§ **Exercise aim**: In the listing below, find every line containing "name" and copy it out.

Dataset records:
※ ※ ※
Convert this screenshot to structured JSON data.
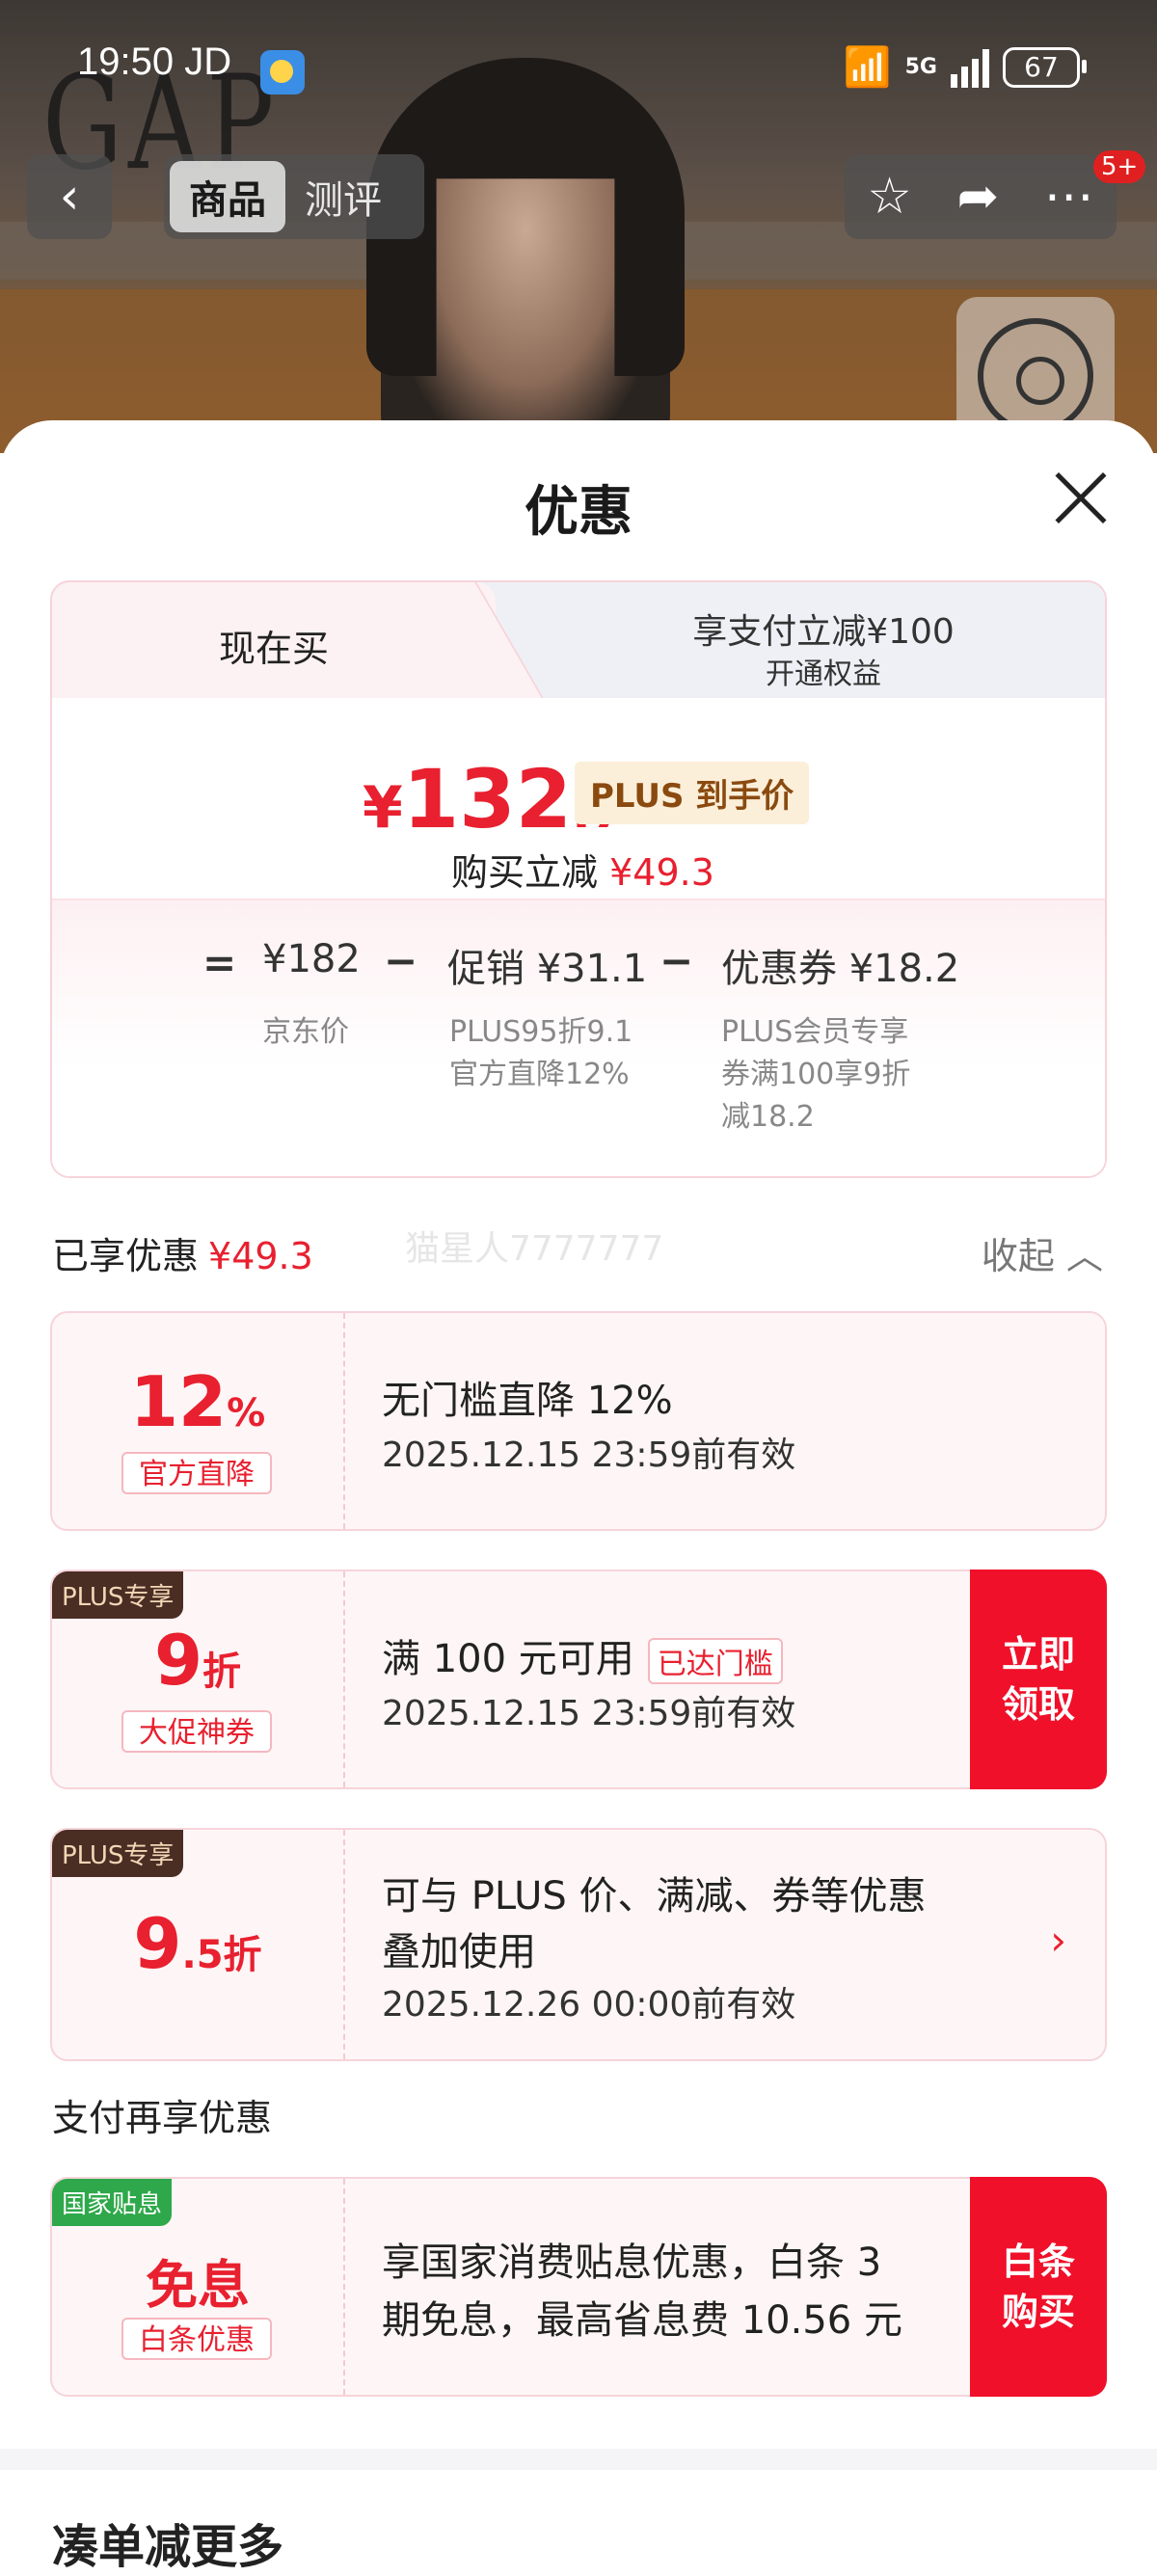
{
  "status": {
    "time": "19:50 JD",
    "network": "5G",
    "battery": "67"
  },
  "hero": {
    "logo_text": "GAP"
  },
  "nav": {
    "back_icon": "‹",
    "tabs": [
      "商品",
      "测评"
    ],
    "more_badge": "5+"
  },
  "sheet": {
    "title": "优惠",
    "price_card": {
      "tab_now": "现在买",
      "tab_pay_title": "享支付立减¥100",
      "tab_pay_sub": "开通权益",
      "currency": "¥",
      "price_int": "132",
      "price_dec": ".7",
      "plus_tag": "PLUS 到手价",
      "reduce_label": "购买立减",
      "reduce_value": "¥49.3",
      "eq": "=",
      "minus": "−",
      "jd_price": "¥182",
      "jd_price_note": "京东价",
      "promo": "促销 ¥31.1",
      "promo_note_1": "PLUS95折9.1",
      "promo_note_2": "官方直降12%",
      "coupon": "优惠券 ¥18.2",
      "coupon_note_1": "PLUS会员专享",
      "coupon_note_2": "券满100享9折",
      "coupon_note_3": "减18.2"
    },
    "enjoyed_label": "已享优惠",
    "enjoyed_value": "¥49.3",
    "watermark": "猫星人7777777",
    "collapse_label": "收起",
    "coupons": [
      {
        "big": "12",
        "big_suffix": "%",
        "tag": "官方直降",
        "title": "无门槛直降 12%",
        "date": "2025.12.15 23:59前有效"
      },
      {
        "badge": "PLUS专享",
        "big": "9",
        "big_suffix": "折",
        "tag": "大促神券",
        "title": "满 100 元可用",
        "reached": "已达门槛",
        "date": "2025.12.15 23:59前有效",
        "action": "立即\n领取"
      },
      {
        "badge": "PLUS专享",
        "big": "9",
        "big_suffix": ".5折",
        "title_1": "可与 PLUS 价、满减、券等优惠",
        "title_2": "叠加使用",
        "date": "2025.12.26 00:00前有效"
      }
    ],
    "pay_section_title": "支付再享优惠",
    "pay_coupon": {
      "badge": "国家贴息",
      "big": "免息",
      "tag": "白条优惠",
      "title_1": "享国家消费贴息优惠，白条 3",
      "title_2": "期免息，最高省息费 10.56 元",
      "action": "白条\n购买"
    },
    "more_section_title": "凑单减更多"
  },
  "colors": {
    "accent": "#e8202f",
    "action_red": "#f0102a",
    "plus_brown": "#4a2e24",
    "green": "#2ea84a"
  }
}
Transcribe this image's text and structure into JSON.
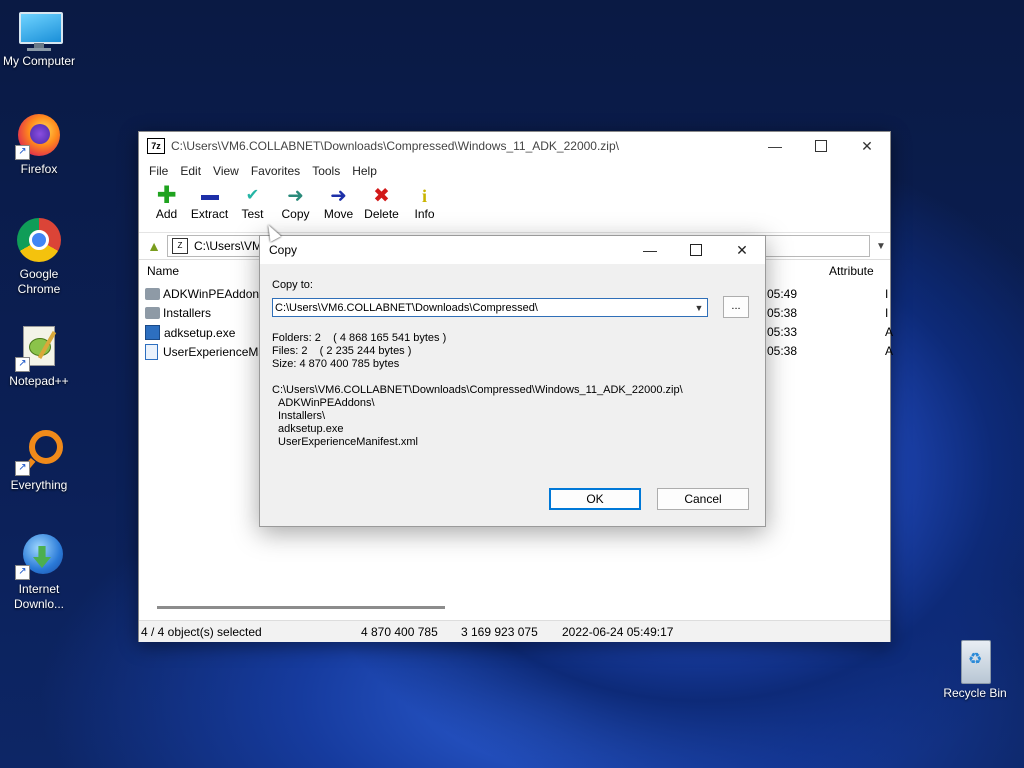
{
  "desktop": {
    "icons": [
      {
        "label": "My Computer"
      },
      {
        "label": "Firefox"
      },
      {
        "label": "Google Chrome"
      },
      {
        "label": "Notepad++"
      },
      {
        "label": "Everything"
      },
      {
        "label": "Internet Downlo..."
      },
      {
        "label": "Recycle Bin"
      }
    ]
  },
  "window": {
    "title": "C:\\Users\\VM6.COLLABNET\\Downloads\\Compressed\\Windows_11_ADK_22000.zip\\",
    "app_icon": "7z",
    "menu": [
      "File",
      "Edit",
      "View",
      "Favorites",
      "Tools",
      "Help"
    ],
    "toolbar": [
      {
        "label": "Add",
        "icon": "plus-icon",
        "color": "#1fa31f"
      },
      {
        "label": "Extract",
        "icon": "minus-icon",
        "color": "#1d2fa8"
      },
      {
        "label": "Test",
        "icon": "check-icon",
        "color": "#25b5a5"
      },
      {
        "label": "Copy",
        "icon": "copy-arrow-icon",
        "color": "#2a8a7a"
      },
      {
        "label": "Move",
        "icon": "move-arrow-icon",
        "color": "#1d2fa8"
      },
      {
        "label": "Delete",
        "icon": "x-icon",
        "color": "#d21919"
      },
      {
        "label": "Info",
        "icon": "info-icon",
        "color": "#c9b400"
      }
    ],
    "address": "C:\\Users\\VM",
    "columns": {
      "name": "Name",
      "attributes": "Attribute"
    },
    "files": [
      {
        "name": "ADKWinPEAddons",
        "type": "folder",
        "time": "05:49",
        "attr": "I"
      },
      {
        "name": "Installers",
        "type": "folder",
        "time": "05:38",
        "attr": "I"
      },
      {
        "name": "adksetup.exe",
        "type": "exe",
        "time": "05:33",
        "attr": "A"
      },
      {
        "name": "UserExperienceMa",
        "type": "xml",
        "time": "05:38",
        "attr": "A"
      }
    ],
    "status": {
      "selected": "4 / 4 object(s) selected",
      "size": "4 870 400 785",
      "packed": "3 169 923 075",
      "modified": "2022-06-24 05:49:17"
    }
  },
  "dialog": {
    "title": "Copy",
    "copy_to_label": "Copy to:",
    "path_value": "C:\\Users\\VM6.COLLABNET\\Downloads\\Compressed\\",
    "browse_label": "...",
    "folders": "Folders: 2    ( 4 868 165 541 bytes )",
    "files": "Files: 2    ( 2 235 244 bytes )",
    "size": "Size: 4 870 400 785 bytes",
    "source_path": "C:\\Users\\VM6.COLLABNET\\Downloads\\Compressed\\Windows_11_ADK_22000.zip\\",
    "items": [
      "ADKWinPEAddons\\",
      "Installers\\",
      "adksetup.exe",
      "UserExperienceManifest.xml"
    ],
    "ok_label": "OK",
    "cancel_label": "Cancel"
  }
}
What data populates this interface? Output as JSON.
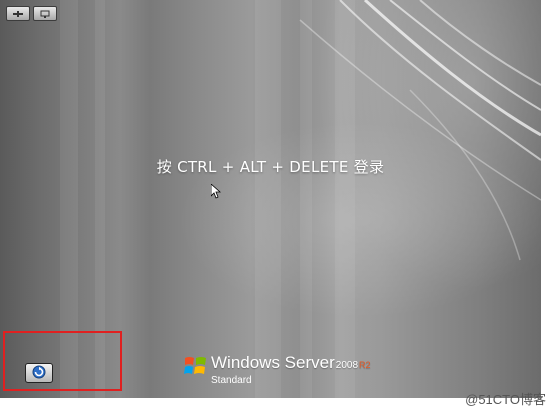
{
  "login": {
    "prompt": "按 CTRL + ALT + DELETE 登录"
  },
  "toolbar": {
    "icons": [
      "pin-icon",
      "monitor-icon"
    ]
  },
  "ease_of_access": {
    "icon": "ease-of-access-icon"
  },
  "branding": {
    "product": "Windows Server",
    "version": "2008",
    "release": "R2",
    "edition": "Standard",
    "logo": "windows-flag-logo"
  },
  "watermark": "@51CTO博客",
  "colors": {
    "highlight_border": "#e02020",
    "r2_accent": "#e05a28",
    "text": "#ffffff"
  }
}
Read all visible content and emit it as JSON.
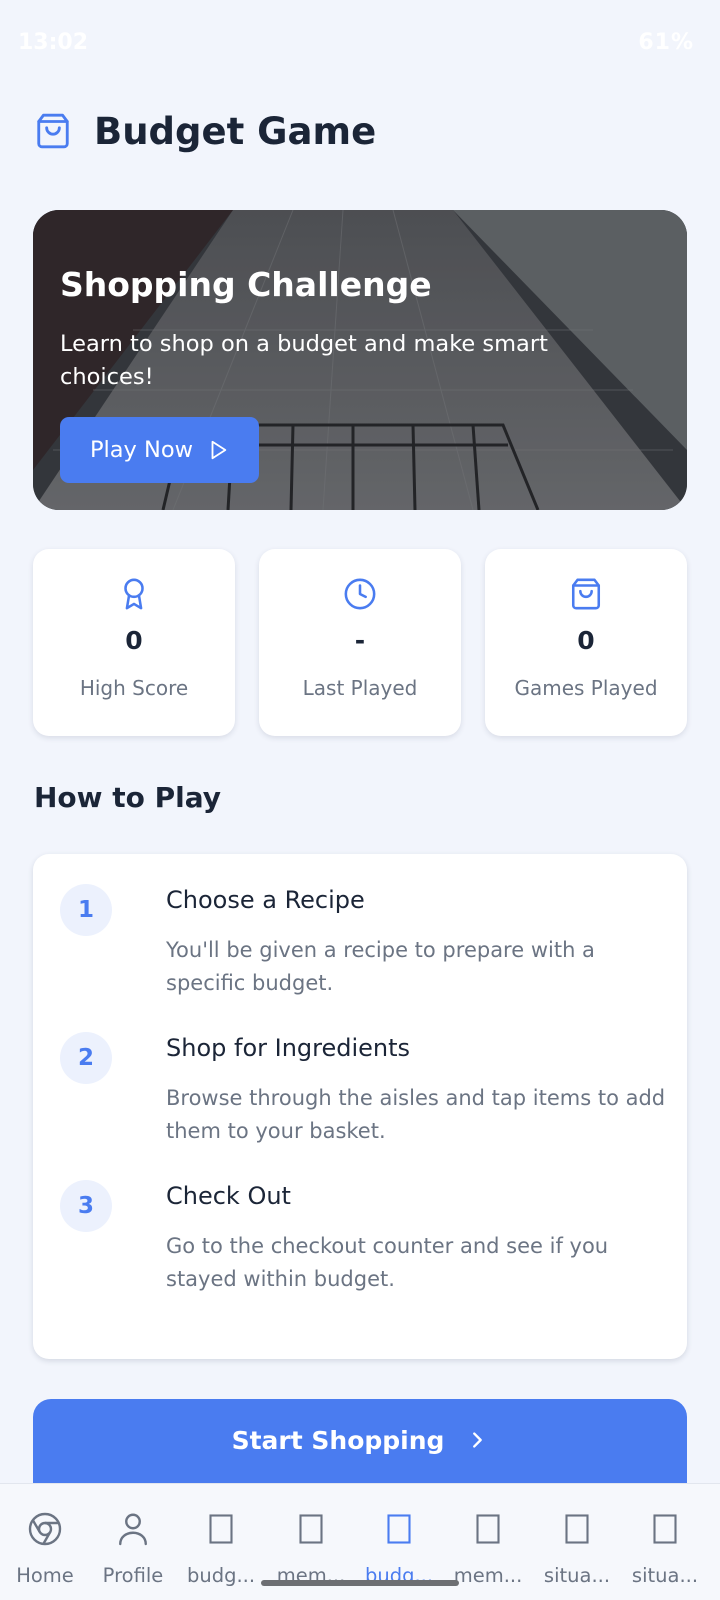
{
  "status_bar": {
    "time": "13:02",
    "indicators": "61%"
  },
  "header": {
    "title": "Budget Game",
    "icon": "shopping-bag-icon"
  },
  "hero": {
    "title": "Shopping Challenge",
    "description": "Learn to shop on a budget and make smart choices!",
    "play_label": "Play Now",
    "background": "supermarket-aisle-photo"
  },
  "stats": [
    {
      "icon": "award-icon",
      "value": "0",
      "label": "High Score"
    },
    {
      "icon": "clock-icon",
      "value": "-",
      "label": "Last Played"
    },
    {
      "icon": "shopping-bag-icon",
      "value": "0",
      "label": "Games Played"
    }
  ],
  "how_to_play": {
    "title": "How to Play",
    "steps": [
      {
        "number": "1",
        "title": "Choose a Recipe",
        "description": "You'll be given a recipe to prepare with a specific budget."
      },
      {
        "number": "2",
        "title": "Shop for Ingredients",
        "description": "Browse through the aisles and tap items to add them to your basket."
      },
      {
        "number": "3",
        "title": "Check Out",
        "description": "Go to the checkout counter and see if you stayed within budget."
      }
    ]
  },
  "start_button": {
    "label": "Start Shopping"
  },
  "bottom_nav": [
    {
      "label": "Home",
      "icon": "chrome-icon",
      "active": false
    },
    {
      "label": "Profile",
      "icon": "user-icon",
      "active": false
    },
    {
      "label": "budg...",
      "icon": "placeholder-icon",
      "active": false
    },
    {
      "label": "mem...",
      "icon": "placeholder-icon",
      "active": false
    },
    {
      "label": "budg...",
      "icon": "placeholder-icon",
      "active": true
    },
    {
      "label": "mem...",
      "icon": "placeholder-icon",
      "active": false
    },
    {
      "label": "situa...",
      "icon": "placeholder-icon",
      "active": false
    },
    {
      "label": "situa...",
      "icon": "placeholder-icon",
      "active": false
    }
  ],
  "colors": {
    "accent": "#4a7cf0",
    "background": "#f2f5fc",
    "text_primary": "#1b2537",
    "text_secondary": "#6b7483"
  }
}
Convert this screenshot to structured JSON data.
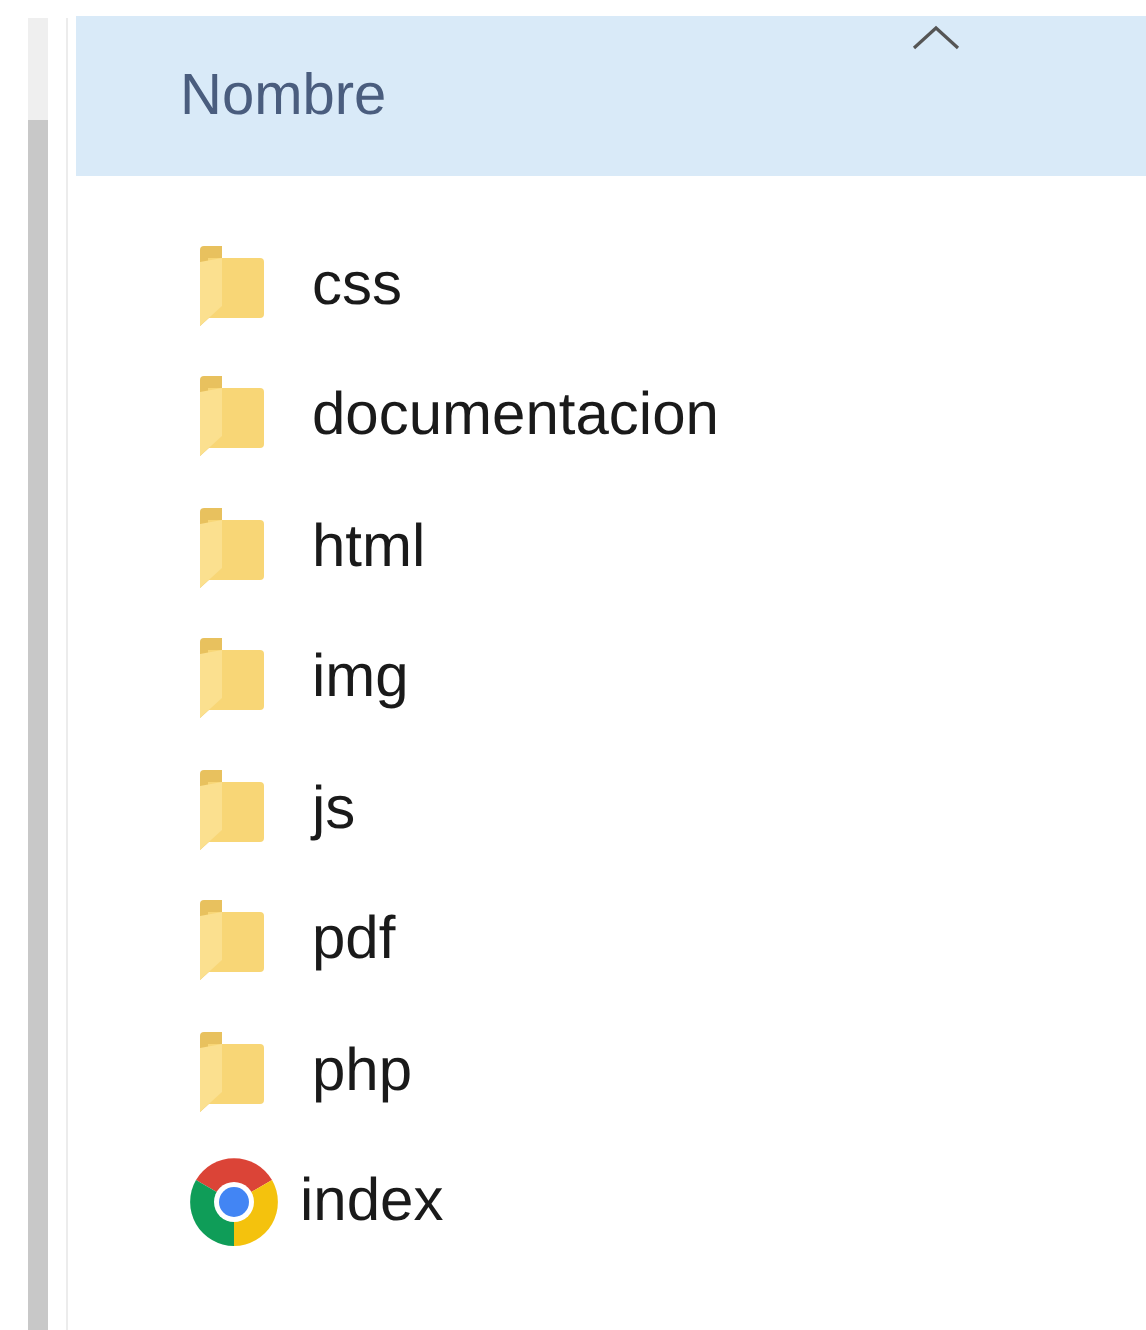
※ ※ ※
§ **Worked answer**:
      "name": "Name",
        "name": "ADKWinPEAddons",
        "name": "Installers",
        "name": "adksetup.exe",
        "name": "UserExperienceMa",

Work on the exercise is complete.